TASK DIRECTIONS >> Report, as a bare number, how many lines contain the string "education".

AVAILABLE DATA >>
____________________
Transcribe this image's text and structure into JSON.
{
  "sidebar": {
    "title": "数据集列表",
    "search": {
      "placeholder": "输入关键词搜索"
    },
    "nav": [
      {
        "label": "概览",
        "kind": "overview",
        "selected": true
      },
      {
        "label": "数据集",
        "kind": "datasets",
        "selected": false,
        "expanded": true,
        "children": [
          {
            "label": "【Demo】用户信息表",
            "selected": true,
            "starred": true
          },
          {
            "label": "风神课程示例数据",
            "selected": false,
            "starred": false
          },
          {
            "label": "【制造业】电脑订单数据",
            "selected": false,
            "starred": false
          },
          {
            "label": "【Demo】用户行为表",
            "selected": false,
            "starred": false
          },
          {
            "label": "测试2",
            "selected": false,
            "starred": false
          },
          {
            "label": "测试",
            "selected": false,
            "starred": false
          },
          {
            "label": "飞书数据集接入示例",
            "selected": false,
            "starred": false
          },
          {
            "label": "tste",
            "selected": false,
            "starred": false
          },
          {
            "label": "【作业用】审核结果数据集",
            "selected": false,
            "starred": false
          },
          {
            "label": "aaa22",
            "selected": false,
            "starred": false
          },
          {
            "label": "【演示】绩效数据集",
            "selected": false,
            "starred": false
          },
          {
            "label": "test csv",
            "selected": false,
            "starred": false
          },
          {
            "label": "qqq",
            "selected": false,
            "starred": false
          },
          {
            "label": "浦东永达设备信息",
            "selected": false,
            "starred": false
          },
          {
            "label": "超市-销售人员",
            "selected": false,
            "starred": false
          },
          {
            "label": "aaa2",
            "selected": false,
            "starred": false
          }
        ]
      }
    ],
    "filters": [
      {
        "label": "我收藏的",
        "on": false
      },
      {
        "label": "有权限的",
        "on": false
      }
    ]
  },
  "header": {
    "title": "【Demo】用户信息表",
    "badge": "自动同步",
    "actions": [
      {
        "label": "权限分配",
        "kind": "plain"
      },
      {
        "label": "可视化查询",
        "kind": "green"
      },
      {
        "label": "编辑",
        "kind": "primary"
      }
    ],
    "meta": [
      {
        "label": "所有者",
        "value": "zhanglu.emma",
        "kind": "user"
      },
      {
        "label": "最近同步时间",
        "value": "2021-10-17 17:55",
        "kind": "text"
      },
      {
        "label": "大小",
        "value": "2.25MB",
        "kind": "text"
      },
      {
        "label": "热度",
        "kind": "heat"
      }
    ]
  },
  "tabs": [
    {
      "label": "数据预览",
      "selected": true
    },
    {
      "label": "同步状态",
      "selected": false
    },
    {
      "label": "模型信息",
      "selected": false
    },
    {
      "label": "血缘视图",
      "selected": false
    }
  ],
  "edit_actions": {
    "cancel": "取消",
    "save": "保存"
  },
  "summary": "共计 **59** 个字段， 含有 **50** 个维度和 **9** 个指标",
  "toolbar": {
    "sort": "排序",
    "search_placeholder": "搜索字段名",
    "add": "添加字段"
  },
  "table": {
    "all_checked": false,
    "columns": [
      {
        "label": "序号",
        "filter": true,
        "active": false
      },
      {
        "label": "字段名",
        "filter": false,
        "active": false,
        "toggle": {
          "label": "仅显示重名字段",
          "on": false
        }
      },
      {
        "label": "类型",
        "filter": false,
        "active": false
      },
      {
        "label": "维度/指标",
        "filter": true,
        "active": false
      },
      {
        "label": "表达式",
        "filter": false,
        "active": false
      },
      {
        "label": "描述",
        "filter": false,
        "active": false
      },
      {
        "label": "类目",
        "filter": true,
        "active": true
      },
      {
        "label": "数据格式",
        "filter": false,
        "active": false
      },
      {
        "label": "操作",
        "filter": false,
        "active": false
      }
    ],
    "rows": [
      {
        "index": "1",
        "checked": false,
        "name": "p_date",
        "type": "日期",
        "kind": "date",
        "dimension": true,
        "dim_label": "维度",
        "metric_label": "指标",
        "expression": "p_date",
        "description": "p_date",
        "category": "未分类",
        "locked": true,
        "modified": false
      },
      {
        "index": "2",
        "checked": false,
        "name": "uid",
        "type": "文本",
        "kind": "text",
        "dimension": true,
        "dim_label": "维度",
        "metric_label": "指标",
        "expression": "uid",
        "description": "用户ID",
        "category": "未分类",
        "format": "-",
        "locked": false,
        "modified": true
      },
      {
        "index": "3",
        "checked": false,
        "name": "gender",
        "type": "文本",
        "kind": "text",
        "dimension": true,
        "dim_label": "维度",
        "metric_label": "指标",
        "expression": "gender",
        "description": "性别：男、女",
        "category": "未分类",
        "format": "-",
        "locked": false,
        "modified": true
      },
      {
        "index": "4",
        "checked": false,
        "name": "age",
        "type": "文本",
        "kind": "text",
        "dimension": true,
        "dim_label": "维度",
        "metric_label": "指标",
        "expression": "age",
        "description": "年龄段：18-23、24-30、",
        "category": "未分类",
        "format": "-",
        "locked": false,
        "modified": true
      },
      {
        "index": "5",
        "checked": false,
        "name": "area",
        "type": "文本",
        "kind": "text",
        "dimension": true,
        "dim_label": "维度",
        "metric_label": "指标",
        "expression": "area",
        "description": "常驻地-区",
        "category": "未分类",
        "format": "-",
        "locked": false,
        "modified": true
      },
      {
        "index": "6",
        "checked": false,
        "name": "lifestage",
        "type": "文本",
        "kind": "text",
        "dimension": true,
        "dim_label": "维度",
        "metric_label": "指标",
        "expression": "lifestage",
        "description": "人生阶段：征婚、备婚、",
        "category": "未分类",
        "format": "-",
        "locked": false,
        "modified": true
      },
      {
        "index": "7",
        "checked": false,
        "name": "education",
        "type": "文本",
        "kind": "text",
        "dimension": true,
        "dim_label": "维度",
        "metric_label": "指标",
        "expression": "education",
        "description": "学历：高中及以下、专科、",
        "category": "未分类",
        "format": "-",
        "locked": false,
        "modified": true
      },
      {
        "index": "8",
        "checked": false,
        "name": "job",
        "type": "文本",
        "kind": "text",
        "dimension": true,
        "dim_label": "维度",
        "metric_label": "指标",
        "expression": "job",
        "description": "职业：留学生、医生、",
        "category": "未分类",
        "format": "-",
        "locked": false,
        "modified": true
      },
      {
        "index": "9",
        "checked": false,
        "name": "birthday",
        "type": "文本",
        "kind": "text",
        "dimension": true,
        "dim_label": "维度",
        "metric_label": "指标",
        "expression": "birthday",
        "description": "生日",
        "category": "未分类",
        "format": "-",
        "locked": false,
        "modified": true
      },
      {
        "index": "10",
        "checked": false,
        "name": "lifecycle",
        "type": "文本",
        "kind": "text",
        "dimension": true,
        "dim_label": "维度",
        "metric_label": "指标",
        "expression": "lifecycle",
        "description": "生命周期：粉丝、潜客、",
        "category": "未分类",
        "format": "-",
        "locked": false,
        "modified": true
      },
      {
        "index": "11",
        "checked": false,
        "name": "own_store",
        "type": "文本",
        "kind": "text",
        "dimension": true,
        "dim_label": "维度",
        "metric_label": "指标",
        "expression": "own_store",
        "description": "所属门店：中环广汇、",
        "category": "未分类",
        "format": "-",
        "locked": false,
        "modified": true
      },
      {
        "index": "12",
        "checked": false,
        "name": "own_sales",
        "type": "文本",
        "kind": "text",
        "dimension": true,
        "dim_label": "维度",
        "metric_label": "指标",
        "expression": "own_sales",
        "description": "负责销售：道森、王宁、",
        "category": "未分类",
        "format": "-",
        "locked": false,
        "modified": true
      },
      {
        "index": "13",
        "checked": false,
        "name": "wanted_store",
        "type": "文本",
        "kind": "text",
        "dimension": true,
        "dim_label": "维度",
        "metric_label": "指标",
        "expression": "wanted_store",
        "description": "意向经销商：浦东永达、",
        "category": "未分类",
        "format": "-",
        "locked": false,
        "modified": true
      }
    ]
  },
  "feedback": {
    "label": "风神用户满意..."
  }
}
____________________
RESULT FOR THIS EXERCISE >> 2